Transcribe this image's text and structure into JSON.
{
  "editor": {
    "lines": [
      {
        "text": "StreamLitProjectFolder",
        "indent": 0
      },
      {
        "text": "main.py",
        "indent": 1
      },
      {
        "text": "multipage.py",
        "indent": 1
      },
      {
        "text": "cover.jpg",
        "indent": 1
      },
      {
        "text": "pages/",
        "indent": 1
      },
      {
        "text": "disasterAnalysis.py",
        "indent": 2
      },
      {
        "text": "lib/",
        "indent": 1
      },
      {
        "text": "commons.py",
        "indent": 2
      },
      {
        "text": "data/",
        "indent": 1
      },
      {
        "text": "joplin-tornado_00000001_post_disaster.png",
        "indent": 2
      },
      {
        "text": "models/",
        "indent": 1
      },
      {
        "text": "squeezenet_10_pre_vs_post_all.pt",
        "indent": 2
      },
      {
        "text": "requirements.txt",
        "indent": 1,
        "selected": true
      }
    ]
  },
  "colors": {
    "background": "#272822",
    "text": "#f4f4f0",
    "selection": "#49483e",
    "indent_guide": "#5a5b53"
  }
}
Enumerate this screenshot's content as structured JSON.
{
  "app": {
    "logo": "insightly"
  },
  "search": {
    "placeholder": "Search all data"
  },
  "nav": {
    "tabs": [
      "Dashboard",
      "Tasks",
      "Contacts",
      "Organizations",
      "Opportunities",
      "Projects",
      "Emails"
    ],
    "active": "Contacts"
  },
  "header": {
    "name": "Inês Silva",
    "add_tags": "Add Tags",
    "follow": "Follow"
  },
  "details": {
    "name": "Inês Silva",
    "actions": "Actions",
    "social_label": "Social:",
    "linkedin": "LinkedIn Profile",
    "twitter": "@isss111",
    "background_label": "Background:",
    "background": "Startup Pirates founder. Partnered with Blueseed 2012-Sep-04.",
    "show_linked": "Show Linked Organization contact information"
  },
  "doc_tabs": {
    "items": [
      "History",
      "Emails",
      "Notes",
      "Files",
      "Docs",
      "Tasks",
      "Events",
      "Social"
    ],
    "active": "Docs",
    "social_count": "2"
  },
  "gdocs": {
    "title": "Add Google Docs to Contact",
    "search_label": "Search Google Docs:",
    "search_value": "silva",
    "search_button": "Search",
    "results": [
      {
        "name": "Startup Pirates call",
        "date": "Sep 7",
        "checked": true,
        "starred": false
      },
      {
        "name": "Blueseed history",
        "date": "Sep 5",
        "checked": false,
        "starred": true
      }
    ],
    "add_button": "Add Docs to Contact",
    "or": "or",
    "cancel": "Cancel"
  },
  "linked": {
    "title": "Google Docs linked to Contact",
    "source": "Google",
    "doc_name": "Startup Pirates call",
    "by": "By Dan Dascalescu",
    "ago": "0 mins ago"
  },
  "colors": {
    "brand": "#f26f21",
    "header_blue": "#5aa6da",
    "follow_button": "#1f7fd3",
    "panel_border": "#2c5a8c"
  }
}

....

> [EXERCISE]
Where does the word "data" appear? Return each line that holds it.

> [ANSWER TO THE PROBLEM]
        "text": "data/",
    "placeholder": "Search all data"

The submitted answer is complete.